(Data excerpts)

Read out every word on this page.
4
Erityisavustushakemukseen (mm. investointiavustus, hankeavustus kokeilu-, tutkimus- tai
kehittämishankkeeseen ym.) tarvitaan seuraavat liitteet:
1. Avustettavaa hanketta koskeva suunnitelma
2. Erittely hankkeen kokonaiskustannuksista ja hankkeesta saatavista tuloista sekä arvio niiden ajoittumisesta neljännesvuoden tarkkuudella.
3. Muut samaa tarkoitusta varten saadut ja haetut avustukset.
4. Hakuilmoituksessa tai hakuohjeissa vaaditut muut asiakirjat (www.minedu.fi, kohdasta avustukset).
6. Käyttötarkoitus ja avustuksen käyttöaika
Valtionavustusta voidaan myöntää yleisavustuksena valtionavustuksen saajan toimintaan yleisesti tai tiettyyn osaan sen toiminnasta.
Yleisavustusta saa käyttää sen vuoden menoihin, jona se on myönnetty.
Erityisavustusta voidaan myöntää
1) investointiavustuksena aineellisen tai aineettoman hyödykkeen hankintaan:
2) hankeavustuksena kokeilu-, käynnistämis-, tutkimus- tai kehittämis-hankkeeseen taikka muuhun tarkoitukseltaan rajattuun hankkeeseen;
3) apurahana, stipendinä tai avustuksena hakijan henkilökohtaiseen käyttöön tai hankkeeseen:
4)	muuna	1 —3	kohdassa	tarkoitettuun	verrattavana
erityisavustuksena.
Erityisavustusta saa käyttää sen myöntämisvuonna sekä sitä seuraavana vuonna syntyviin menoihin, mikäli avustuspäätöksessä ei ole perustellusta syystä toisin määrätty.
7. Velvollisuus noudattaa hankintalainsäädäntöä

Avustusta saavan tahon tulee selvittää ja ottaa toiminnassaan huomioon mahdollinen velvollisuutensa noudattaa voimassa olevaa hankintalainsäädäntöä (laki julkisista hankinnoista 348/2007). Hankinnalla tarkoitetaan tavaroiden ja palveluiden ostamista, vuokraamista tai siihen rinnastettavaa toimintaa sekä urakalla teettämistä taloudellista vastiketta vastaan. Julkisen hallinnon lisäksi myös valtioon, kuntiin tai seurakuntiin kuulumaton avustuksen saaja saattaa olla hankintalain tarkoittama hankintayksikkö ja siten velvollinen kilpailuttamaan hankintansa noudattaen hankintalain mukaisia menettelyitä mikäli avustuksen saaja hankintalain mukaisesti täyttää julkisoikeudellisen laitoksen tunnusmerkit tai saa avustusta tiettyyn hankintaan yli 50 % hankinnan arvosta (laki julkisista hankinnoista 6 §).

What is being asked:
Copy every line of the listing where the word "kokeilu" appears.

The response:
Erityisavustushakemukseen (mm. investointiavustus, hankeavustus kokeilu-, tutkimus- tai
2) hankeavustuksena kokeilu-, käynnistämis-, tutkimus- tai kehittämis-hankkeeseen taikka muuhun tarkoitukseltaan rajattuun hankkeeseen;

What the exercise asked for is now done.